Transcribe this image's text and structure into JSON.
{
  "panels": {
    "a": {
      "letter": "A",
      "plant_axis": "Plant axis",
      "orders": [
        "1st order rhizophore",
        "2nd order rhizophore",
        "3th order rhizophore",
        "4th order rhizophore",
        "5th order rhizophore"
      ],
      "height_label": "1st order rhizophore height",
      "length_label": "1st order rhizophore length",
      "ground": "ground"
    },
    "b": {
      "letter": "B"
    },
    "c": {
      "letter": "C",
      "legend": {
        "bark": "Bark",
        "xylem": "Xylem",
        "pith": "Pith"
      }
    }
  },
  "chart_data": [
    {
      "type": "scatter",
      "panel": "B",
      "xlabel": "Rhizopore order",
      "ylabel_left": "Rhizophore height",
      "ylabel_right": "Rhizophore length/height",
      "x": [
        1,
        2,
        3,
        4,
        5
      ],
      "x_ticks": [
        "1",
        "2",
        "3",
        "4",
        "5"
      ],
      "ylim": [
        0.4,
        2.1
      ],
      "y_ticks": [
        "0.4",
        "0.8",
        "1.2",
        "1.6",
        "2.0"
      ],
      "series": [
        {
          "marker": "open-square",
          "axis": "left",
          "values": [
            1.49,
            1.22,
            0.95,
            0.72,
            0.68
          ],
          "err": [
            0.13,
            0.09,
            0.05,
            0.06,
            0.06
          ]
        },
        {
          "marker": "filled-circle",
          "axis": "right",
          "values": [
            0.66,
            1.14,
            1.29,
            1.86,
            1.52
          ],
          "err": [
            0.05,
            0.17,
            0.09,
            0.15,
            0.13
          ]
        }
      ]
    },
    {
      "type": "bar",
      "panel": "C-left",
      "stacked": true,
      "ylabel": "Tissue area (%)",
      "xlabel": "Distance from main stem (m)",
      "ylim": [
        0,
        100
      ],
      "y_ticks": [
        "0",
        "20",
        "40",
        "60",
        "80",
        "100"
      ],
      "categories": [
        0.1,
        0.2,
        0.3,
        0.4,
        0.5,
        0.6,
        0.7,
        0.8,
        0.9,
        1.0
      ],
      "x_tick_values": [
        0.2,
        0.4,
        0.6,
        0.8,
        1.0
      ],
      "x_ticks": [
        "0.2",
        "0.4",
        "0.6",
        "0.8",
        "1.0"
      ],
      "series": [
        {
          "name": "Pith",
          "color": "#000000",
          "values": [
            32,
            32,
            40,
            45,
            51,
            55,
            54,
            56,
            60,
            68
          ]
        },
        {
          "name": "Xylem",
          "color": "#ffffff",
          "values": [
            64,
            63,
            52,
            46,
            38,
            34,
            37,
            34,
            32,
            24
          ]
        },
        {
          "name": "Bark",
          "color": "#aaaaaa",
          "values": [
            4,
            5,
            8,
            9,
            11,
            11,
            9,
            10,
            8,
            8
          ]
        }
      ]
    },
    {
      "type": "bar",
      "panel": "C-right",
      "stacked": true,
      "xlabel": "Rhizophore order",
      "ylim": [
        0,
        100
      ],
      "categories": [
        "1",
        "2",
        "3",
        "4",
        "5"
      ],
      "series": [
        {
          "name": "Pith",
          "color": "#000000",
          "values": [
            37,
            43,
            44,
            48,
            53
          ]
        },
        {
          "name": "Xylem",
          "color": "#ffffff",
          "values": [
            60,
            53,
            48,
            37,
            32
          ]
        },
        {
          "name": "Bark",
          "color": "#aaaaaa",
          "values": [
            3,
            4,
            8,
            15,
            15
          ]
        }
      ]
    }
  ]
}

============================================================

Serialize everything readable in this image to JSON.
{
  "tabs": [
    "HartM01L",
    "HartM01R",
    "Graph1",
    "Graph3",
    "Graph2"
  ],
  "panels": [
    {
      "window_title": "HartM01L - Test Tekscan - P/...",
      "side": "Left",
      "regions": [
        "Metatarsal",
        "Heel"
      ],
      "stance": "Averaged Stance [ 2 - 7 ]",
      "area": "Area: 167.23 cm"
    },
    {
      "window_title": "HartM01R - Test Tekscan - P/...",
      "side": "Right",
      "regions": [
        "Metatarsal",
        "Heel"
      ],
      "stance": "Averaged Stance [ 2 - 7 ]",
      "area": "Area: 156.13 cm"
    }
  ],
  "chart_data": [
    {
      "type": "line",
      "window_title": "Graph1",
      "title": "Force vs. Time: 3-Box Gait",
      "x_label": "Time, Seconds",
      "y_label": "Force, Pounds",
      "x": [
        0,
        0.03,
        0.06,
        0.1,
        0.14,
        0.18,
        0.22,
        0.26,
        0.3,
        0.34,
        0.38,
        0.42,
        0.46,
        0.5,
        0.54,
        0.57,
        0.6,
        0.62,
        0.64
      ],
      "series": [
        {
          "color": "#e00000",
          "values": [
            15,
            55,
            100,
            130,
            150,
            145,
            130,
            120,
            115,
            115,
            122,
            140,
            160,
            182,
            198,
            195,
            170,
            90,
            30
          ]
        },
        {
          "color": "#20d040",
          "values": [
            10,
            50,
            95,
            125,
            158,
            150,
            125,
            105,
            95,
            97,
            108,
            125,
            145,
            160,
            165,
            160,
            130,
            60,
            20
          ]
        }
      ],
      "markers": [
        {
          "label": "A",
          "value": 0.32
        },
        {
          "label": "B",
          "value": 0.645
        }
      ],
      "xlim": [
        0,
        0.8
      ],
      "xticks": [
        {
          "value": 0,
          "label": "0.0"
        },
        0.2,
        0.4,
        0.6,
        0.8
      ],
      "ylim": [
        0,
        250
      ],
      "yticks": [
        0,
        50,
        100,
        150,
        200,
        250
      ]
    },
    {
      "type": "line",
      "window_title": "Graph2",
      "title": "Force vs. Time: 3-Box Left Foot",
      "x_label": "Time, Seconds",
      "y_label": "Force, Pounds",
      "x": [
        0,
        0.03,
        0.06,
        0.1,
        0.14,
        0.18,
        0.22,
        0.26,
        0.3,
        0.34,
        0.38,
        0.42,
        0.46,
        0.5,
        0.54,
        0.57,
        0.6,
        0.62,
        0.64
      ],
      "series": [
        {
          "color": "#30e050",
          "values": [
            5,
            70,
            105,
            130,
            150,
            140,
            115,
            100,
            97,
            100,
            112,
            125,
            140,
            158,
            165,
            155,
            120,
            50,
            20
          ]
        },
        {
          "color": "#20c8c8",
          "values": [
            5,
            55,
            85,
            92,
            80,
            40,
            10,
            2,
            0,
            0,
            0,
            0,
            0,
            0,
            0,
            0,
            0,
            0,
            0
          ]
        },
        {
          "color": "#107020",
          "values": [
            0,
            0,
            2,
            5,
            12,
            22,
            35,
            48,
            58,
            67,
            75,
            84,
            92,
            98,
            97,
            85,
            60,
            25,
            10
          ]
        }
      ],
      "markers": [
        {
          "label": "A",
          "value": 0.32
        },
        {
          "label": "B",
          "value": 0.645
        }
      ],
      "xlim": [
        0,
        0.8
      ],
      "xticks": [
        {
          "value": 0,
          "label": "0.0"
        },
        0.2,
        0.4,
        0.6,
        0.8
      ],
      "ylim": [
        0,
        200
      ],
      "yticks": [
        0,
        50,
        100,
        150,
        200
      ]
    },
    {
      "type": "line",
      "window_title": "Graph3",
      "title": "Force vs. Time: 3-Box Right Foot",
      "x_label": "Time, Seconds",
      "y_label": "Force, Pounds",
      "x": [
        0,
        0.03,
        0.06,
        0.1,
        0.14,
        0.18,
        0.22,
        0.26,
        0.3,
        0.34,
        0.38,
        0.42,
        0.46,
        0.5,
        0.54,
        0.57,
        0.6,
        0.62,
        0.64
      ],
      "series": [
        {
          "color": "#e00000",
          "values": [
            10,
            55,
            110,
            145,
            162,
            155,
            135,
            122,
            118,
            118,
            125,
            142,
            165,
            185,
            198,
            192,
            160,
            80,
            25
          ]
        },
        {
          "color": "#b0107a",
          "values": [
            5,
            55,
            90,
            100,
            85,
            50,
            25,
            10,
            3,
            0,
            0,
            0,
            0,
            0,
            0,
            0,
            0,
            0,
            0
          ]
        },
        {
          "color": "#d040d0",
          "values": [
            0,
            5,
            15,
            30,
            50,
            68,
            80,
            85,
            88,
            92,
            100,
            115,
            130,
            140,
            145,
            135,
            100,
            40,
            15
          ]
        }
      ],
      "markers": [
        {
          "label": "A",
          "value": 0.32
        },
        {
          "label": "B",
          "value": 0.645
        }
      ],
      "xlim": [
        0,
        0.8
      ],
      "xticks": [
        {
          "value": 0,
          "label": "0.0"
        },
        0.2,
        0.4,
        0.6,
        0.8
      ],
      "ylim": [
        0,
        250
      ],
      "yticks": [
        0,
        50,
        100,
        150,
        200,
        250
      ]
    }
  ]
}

============================================================

(What the task asks)
List the lines of the entries that include "axis".

(Result)
      "plant_axis": "Plant axis",
          "axis": "left",
          "axis": "right",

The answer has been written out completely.